## BEGIN STORED RECORDS

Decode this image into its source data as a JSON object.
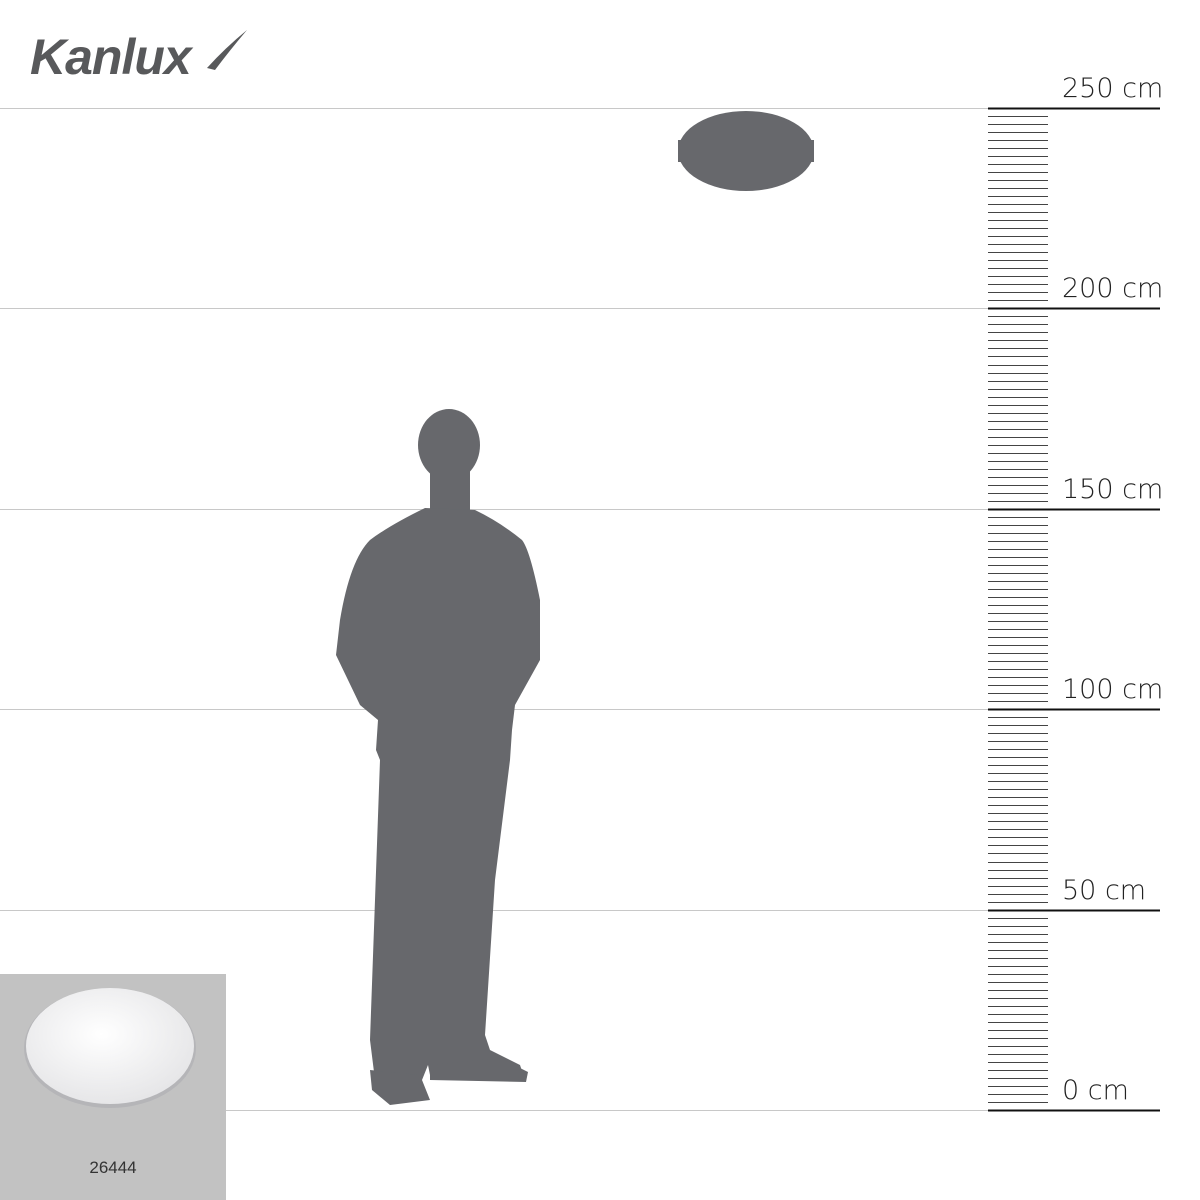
{
  "brand": {
    "logo_text": "Kanlux",
    "logo_color": "#58595b"
  },
  "scale": {
    "unit": "cm",
    "range": [
      0,
      250
    ],
    "major_labels": [
      "0 cm",
      "50 cm",
      "100 cm",
      "150 cm",
      "200 cm",
      "250 cm"
    ],
    "major_values": [
      0,
      50,
      100,
      150,
      200,
      250
    ],
    "minor_tick_step": 2
  },
  "product": {
    "code": "26444",
    "mount_height_cm": 240,
    "silhouette_color": "#67686c"
  },
  "colors": {
    "figure": "#67686c",
    "gridline": "#c8c8c8",
    "thumbnail_bg": "#c2c2c2"
  }
}
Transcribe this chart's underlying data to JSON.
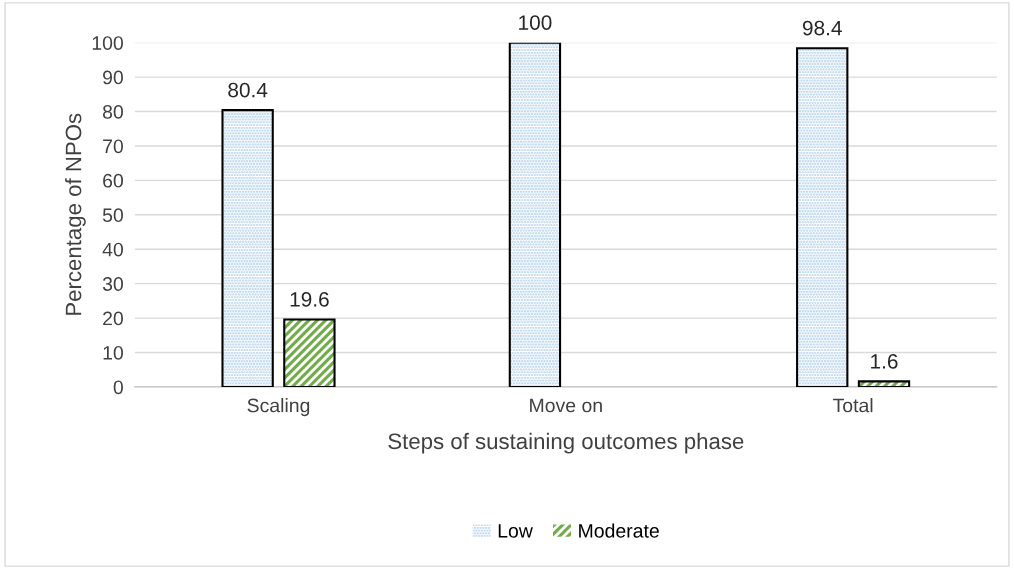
{
  "chart_data": {
    "type": "bar",
    "xlabel": "Steps of sustaining outcomes phase",
    "ylabel": "Percentage of NPOs",
    "categories": [
      "Scaling",
      "Move on",
      "Total"
    ],
    "series": [
      {
        "name": "Low",
        "color": "#bdd7ee",
        "values": [
          80.4,
          100,
          98.4
        ]
      },
      {
        "name": "Moderate",
        "color": "#70ad47",
        "values": [
          19.6,
          null,
          1.6
        ]
      }
    ],
    "ylim": [
      0,
      100
    ],
    "yticks": [
      0,
      10,
      20,
      30,
      40,
      50,
      60,
      70,
      80,
      90,
      100
    ],
    "grid": "y",
    "legend": "bottom",
    "data_labels": true
  }
}
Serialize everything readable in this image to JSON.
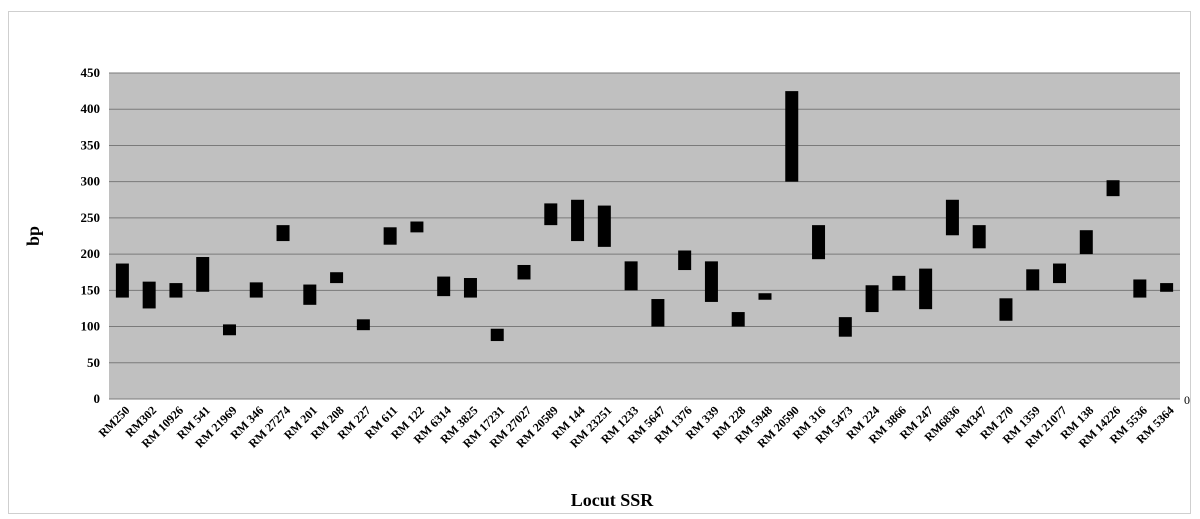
{
  "chart_data": {
    "type": "bar",
    "subtype": "floating range bars",
    "xlabel": "Locut SSR",
    "ylabel": "bp",
    "ylim": [
      0,
      450
    ],
    "y_ticks": [
      "0",
      "50",
      "100",
      "150",
      "200",
      "250",
      "300",
      "350",
      "400",
      "450"
    ],
    "grid": true,
    "legend": "none",
    "stray_label": "0",
    "colors": {
      "plot_background": "#c0c0c0",
      "bar": "#000000",
      "grid": "#7a7a7a"
    },
    "categories": [
      "RM250",
      "RM302",
      "RM 10926",
      "RM 541",
      "RM 21969",
      "RM 346",
      "RM 27274",
      "RM 201",
      "RM 208",
      "RM 227",
      "RM 611",
      "RM 122",
      "RM 6314",
      "RM 3825",
      "RM 17231",
      "RM 27027",
      "RM 20589",
      "RM 144",
      "RM 23251",
      "RM 1233",
      "RM 5647",
      "RM 1376",
      "RM 339",
      "RM 228",
      "RM 5948",
      "RM 20590",
      "RM 316",
      "RM 5473",
      "RM 224",
      "RM 3866",
      "RM 247",
      "RM6836",
      "RM347",
      "RM 270",
      "RM 1359",
      "RM 21077",
      "RM 138",
      "RM 14226",
      "RM 5536",
      "RM 5364"
    ],
    "ranges": [
      [
        140,
        187
      ],
      [
        125,
        162
      ],
      [
        140,
        160
      ],
      [
        148,
        196
      ],
      [
        88,
        103
      ],
      [
        140,
        161
      ],
      [
        218,
        240
      ],
      [
        130,
        158
      ],
      [
        160,
        175
      ],
      [
        95,
        110
      ],
      [
        213,
        237
      ],
      [
        230,
        245
      ],
      [
        142,
        169
      ],
      [
        140,
        167
      ],
      [
        80,
        97
      ],
      [
        165,
        185
      ],
      [
        240,
        270
      ],
      [
        218,
        275
      ],
      [
        210,
        267
      ],
      [
        150,
        190
      ],
      [
        100,
        138
      ],
      [
        178,
        205
      ],
      [
        134,
        190
      ],
      [
        100,
        120
      ],
      [
        137,
        146
      ],
      [
        300,
        425
      ],
      [
        193,
        240
      ],
      [
        86,
        113
      ],
      [
        120,
        157
      ],
      [
        150,
        170
      ],
      [
        124,
        180
      ],
      [
        226,
        275
      ],
      [
        208,
        240
      ],
      [
        108,
        139
      ],
      [
        150,
        179
      ],
      [
        160,
        187
      ],
      [
        200,
        233
      ],
      [
        280,
        302
      ],
      [
        140,
        165
      ],
      [
        148,
        160
      ]
    ]
  }
}
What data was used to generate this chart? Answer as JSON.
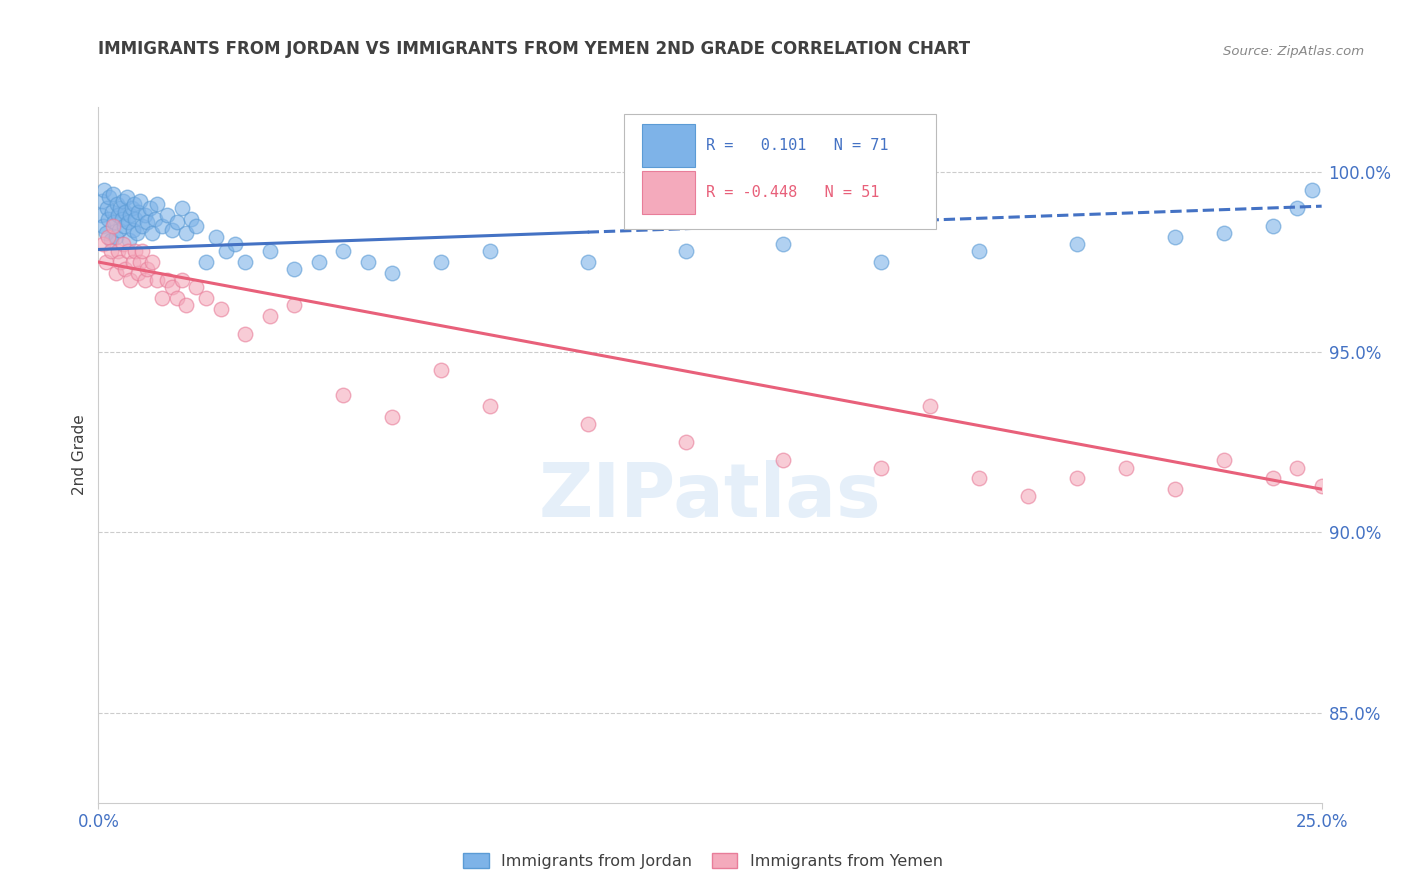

## END STORED RECORDS

• WRITTEN EXERCISE: Take each line containing the string "JSON" and copy it out.

• ANSWER TO THIS TASK:
Decode this image into its source data as a JSON object.
Transcribe this chart's underlying data to JSON.
Serialize everything readable in this image to JSON.
What data was used to generate this chart? Answer as JSON.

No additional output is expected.